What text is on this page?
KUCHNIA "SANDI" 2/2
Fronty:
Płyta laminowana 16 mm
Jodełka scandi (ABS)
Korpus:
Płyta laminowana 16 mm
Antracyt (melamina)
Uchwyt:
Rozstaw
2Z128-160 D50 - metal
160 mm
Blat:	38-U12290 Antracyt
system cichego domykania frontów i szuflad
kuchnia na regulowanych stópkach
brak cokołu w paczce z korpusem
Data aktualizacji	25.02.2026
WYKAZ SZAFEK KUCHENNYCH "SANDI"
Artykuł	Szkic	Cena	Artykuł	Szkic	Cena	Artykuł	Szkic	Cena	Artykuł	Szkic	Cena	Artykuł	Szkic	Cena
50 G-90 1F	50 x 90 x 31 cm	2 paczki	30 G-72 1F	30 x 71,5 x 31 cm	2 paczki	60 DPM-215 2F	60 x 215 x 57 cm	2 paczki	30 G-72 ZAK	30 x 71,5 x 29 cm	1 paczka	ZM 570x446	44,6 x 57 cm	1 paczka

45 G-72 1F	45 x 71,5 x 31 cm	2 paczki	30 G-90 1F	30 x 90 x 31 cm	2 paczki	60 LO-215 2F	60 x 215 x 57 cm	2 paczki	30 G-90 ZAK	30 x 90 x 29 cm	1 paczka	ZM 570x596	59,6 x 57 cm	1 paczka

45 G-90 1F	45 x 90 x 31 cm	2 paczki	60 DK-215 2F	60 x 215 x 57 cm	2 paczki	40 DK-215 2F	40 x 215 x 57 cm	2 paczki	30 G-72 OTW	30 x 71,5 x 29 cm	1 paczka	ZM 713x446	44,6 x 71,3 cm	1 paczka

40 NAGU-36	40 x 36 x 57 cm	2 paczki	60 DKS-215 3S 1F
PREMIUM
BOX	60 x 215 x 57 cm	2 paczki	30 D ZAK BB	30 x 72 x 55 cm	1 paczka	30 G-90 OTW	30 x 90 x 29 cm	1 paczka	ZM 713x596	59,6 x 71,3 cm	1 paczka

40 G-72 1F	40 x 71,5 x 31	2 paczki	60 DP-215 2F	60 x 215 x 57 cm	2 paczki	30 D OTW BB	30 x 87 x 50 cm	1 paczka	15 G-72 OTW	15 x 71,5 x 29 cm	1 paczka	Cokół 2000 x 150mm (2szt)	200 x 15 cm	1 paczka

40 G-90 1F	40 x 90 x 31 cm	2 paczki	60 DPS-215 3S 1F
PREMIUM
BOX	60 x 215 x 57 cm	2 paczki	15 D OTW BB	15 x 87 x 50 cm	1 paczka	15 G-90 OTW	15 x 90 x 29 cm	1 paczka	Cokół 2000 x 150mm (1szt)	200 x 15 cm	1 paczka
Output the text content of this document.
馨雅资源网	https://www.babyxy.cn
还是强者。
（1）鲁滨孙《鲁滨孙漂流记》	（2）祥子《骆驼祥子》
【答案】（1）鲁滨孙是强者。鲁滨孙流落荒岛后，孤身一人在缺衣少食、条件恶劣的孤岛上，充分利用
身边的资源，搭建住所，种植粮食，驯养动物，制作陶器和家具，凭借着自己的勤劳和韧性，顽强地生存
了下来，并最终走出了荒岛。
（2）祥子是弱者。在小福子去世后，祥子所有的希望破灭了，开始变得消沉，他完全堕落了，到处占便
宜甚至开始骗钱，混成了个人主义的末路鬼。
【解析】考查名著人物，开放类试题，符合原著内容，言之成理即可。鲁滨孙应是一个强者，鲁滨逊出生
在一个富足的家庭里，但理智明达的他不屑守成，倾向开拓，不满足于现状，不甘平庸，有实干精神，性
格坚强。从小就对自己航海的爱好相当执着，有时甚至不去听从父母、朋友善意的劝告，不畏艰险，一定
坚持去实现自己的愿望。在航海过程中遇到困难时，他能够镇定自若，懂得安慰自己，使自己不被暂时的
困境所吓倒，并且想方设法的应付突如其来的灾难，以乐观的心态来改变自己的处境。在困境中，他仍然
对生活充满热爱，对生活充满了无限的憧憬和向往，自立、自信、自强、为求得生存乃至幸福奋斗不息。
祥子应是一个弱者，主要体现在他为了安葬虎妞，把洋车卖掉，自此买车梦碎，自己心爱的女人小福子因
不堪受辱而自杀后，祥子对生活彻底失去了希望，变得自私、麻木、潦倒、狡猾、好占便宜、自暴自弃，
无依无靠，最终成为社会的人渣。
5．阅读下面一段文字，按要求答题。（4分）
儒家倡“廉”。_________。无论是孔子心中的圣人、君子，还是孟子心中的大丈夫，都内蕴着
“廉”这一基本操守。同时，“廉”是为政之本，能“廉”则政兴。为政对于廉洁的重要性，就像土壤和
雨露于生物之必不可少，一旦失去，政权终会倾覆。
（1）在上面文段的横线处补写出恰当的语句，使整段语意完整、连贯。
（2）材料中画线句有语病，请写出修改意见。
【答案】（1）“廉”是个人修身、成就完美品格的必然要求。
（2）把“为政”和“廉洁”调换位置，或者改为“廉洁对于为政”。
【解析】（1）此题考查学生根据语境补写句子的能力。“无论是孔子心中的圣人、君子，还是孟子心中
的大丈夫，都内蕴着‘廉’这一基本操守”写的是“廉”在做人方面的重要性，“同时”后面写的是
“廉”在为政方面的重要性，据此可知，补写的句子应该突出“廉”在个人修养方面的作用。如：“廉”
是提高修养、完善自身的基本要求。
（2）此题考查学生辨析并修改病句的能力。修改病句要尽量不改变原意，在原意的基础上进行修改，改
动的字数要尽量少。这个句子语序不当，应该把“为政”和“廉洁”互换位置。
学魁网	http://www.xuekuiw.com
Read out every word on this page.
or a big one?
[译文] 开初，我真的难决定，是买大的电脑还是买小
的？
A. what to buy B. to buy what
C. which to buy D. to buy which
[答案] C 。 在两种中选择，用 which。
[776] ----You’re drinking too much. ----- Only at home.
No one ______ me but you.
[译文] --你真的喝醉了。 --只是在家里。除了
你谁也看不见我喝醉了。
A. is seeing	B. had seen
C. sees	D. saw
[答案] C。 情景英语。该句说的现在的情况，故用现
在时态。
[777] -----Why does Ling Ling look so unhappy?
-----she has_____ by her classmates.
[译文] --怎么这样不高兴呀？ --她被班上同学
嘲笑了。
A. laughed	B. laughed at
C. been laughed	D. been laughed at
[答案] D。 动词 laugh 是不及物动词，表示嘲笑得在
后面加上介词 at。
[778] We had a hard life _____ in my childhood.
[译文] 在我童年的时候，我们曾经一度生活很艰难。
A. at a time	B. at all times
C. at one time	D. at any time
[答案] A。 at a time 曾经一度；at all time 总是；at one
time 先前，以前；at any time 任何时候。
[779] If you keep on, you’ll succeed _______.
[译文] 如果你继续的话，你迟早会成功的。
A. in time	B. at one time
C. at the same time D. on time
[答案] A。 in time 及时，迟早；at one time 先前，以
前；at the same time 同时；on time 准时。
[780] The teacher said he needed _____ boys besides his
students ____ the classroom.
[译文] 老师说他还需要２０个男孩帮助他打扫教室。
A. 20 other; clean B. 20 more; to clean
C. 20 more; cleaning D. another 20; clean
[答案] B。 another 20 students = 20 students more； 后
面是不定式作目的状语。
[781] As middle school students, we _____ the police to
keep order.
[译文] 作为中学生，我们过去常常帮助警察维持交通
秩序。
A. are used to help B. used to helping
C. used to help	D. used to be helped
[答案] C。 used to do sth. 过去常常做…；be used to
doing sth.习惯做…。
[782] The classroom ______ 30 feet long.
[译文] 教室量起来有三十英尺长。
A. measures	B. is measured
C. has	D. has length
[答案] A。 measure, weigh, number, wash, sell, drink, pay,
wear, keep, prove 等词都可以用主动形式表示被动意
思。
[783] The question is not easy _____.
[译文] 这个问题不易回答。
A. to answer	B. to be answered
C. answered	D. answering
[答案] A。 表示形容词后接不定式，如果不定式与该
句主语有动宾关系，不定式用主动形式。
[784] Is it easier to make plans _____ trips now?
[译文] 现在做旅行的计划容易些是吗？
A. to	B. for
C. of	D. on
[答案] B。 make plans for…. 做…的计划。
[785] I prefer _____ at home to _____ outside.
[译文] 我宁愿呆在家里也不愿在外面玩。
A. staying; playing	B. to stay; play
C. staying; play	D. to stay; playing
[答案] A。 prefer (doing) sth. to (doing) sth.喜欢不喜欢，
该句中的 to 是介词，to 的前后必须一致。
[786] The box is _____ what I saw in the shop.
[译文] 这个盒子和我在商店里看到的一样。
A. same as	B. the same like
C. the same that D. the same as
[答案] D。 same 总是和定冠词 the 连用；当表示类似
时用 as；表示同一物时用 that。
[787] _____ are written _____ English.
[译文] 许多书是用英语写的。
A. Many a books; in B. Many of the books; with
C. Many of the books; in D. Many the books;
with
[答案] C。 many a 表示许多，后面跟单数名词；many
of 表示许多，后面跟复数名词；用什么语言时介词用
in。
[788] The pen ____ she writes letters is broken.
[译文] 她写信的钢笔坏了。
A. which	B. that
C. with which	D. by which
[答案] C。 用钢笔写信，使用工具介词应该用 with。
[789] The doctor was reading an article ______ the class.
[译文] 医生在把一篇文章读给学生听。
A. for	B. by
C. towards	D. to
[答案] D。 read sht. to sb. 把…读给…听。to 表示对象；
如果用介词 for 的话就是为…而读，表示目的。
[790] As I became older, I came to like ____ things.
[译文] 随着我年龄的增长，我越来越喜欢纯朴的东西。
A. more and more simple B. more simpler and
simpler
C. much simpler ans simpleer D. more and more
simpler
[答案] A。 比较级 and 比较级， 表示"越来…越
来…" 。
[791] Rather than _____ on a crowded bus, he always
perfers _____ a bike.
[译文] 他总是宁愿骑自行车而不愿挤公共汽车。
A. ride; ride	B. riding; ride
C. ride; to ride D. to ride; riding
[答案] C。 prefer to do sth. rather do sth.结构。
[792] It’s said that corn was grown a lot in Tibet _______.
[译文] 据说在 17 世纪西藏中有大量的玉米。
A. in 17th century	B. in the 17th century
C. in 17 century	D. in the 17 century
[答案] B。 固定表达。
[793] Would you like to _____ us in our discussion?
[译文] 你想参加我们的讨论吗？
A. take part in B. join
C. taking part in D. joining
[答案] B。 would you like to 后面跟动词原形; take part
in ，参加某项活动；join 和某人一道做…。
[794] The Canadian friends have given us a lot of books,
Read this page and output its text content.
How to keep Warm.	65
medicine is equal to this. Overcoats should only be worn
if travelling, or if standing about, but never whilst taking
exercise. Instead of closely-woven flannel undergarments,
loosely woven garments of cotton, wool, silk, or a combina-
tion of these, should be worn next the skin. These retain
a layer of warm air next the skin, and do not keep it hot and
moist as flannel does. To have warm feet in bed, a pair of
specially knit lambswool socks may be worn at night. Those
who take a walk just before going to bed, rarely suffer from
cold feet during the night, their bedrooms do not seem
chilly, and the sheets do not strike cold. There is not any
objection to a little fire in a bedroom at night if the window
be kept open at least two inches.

### Task description
How many of the lines above include the word "books"? Respond with the number alone.

### Full response
3